- _Exercise prompt_
Once every line in the data below has been checked for "Chair", give the number of lines that hold it, and only that.

- _Records provided_
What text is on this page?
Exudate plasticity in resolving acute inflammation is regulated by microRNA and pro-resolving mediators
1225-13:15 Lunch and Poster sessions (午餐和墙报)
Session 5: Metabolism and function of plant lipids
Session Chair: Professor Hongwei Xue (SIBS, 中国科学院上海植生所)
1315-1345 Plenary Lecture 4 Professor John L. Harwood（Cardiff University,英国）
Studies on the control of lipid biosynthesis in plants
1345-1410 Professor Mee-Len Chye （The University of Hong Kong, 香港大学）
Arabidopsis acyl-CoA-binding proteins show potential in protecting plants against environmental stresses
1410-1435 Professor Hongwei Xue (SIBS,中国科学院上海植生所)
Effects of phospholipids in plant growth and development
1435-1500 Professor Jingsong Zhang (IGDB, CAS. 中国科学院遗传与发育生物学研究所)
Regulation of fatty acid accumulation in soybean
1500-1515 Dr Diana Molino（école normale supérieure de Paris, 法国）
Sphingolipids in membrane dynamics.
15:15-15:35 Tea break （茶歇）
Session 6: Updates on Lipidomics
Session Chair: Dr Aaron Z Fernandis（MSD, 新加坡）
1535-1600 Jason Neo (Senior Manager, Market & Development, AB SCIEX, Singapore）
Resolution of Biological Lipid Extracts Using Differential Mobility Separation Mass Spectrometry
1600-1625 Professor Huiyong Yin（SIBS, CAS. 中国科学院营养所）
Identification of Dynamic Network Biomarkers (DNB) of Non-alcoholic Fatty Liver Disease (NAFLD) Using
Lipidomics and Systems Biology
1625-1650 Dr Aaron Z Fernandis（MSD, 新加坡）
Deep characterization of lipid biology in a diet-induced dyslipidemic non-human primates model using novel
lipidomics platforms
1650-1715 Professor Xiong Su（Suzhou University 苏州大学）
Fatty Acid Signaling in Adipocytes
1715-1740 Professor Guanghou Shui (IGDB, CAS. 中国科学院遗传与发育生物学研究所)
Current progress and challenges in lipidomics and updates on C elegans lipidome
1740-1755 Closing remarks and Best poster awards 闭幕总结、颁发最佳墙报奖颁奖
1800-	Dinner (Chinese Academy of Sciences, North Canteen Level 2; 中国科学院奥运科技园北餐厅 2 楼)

- _Result of the task_
2